>> BEGIN Materials provided
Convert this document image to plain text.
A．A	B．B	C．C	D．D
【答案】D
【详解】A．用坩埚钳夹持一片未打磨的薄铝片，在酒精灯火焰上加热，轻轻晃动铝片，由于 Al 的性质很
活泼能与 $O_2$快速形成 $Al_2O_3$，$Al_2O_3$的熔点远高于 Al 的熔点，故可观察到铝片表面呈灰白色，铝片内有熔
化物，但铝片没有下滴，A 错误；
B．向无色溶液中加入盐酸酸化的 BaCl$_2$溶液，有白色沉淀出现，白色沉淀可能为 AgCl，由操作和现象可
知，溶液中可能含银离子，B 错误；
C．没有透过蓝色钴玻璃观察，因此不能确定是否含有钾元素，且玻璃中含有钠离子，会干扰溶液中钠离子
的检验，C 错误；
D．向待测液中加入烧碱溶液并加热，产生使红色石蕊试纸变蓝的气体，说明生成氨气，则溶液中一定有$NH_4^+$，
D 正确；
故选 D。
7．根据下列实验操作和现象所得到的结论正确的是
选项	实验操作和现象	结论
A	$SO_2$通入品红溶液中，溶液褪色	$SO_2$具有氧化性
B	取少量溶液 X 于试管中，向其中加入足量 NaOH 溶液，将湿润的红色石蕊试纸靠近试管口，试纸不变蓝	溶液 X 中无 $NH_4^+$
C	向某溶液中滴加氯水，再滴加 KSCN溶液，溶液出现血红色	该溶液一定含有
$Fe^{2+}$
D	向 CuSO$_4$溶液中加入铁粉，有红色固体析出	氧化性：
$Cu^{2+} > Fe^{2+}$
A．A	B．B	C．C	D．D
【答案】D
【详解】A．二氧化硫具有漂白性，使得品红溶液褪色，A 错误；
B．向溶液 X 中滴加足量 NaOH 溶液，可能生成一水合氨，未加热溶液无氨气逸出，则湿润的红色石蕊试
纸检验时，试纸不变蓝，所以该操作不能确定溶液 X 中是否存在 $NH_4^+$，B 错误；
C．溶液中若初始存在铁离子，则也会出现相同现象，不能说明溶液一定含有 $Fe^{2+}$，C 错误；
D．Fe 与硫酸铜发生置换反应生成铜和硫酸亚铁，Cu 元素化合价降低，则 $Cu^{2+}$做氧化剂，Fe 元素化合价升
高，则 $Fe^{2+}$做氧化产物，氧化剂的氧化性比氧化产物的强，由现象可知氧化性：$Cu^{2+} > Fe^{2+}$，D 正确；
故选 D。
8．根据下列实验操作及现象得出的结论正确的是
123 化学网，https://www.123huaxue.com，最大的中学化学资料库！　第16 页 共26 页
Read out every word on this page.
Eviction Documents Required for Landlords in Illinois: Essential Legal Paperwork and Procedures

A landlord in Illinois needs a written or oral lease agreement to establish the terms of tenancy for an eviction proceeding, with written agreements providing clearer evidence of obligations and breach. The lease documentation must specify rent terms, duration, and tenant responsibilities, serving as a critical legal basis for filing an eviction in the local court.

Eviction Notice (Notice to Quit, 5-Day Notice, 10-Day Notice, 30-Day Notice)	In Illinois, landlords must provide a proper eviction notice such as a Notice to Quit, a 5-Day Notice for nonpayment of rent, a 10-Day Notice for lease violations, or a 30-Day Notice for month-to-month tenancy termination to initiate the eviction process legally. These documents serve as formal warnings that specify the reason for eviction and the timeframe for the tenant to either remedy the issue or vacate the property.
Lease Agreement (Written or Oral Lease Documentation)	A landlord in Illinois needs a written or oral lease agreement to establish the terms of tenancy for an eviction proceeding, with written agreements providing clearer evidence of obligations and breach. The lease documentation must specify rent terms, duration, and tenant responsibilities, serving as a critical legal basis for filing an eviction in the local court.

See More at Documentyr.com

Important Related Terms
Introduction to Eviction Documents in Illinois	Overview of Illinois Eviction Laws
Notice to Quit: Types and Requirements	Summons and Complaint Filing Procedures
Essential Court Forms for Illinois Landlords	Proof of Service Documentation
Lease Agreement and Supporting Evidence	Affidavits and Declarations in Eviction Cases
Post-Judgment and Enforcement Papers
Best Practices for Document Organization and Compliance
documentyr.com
>> END Materials provided
> [Task objective]
Show each line in the entries that holds the string "Procedures".

> [Problem solution]
Eviction Documents Required for Landlords in Illinois: Essential Legal Paperwork and Procedures
Notice to Quit: Types and Requirements	Summons and Complaint Filing Procedures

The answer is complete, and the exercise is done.